What to do:
In the copy, include every entry exactly but none of the images.

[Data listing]
——————————

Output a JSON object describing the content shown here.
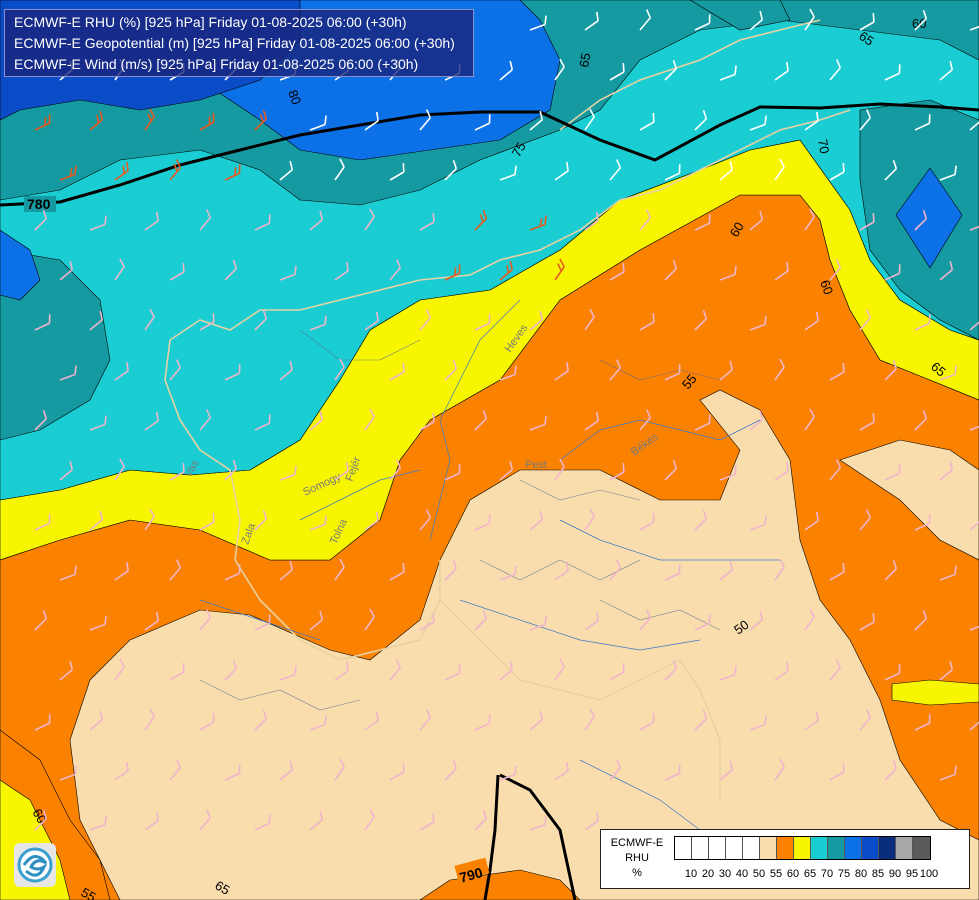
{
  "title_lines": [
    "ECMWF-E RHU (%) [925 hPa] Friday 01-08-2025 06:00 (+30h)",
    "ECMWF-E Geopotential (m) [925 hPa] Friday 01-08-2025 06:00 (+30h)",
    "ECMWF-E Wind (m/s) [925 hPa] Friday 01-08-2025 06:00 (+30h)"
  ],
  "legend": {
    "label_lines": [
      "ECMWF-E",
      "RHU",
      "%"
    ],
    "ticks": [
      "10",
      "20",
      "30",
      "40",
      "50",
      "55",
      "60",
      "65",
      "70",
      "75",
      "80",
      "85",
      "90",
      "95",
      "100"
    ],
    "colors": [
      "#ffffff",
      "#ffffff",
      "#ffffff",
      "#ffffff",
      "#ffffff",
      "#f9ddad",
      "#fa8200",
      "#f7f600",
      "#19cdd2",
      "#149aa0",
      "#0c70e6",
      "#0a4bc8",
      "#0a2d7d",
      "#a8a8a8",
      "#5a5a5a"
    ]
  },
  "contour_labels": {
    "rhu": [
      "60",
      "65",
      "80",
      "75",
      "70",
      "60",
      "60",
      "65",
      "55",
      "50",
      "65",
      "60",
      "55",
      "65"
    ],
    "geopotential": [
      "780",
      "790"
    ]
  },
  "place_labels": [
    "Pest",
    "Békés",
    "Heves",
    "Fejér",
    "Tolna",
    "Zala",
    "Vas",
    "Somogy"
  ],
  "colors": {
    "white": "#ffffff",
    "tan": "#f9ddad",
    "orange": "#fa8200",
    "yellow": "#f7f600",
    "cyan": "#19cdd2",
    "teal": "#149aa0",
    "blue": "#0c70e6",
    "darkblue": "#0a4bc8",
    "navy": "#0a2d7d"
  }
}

——————————

Output of the exercise:
Output a JSON object describing the content shown here.
{
  "title_lines": [
    "ECMWF-E RHU (%) [925 hPa] Friday 01-08-2025 06:00 (+30h)",
    "ECMWF-E Geopotential (m) [925 hPa] Friday 01-08-2025 06:00 (+30h)",
    "ECMWF-E Wind (m/s) [925 hPa] Friday 01-08-2025 06:00 (+30h)"
  ],
  "legend": {
    "label_lines": [
      "ECMWF-E",
      "RHU",
      "%"
    ],
    "ticks": [
      "10",
      "20",
      "30",
      "40",
      "50",
      "55",
      "60",
      "65",
      "70",
      "75",
      "80",
      "85",
      "90",
      "95",
      "100"
    ],
    "colors": [
      "#ffffff",
      "#ffffff",
      "#ffffff",
      "#ffffff",
      "#ffffff",
      "#f9ddad",
      "#fa8200",
      "#f7f600",
      "#19cdd2",
      "#149aa0",
      "#0c70e6",
      "#0a4bc8",
      "#0a2d7d",
      "#a8a8a8",
      "#5a5a5a"
    ]
  },
  "contour_labels": {
    "rhu": [
      "60",
      "65",
      "80",
      "75",
      "70",
      "60",
      "60",
      "65",
      "55",
      "50",
      "65",
      "60",
      "55",
      "65"
    ],
    "geopotential": [
      "780",
      "790"
    ]
  },
  "place_labels": [
    "Pest",
    "Békés",
    "Heves",
    "Fejér",
    "Tolna",
    "Zala",
    "Vas",
    "Somogy"
  ],
  "colors": {
    "white": "#ffffff",
    "tan": "#f9ddad",
    "orange": "#fa8200",
    "yellow": "#f7f600",
    "cyan": "#19cdd2",
    "teal": "#149aa0",
    "blue": "#0c70e6",
    "darkblue": "#0a4bc8",
    "navy": "#0a2d7d"
  }
}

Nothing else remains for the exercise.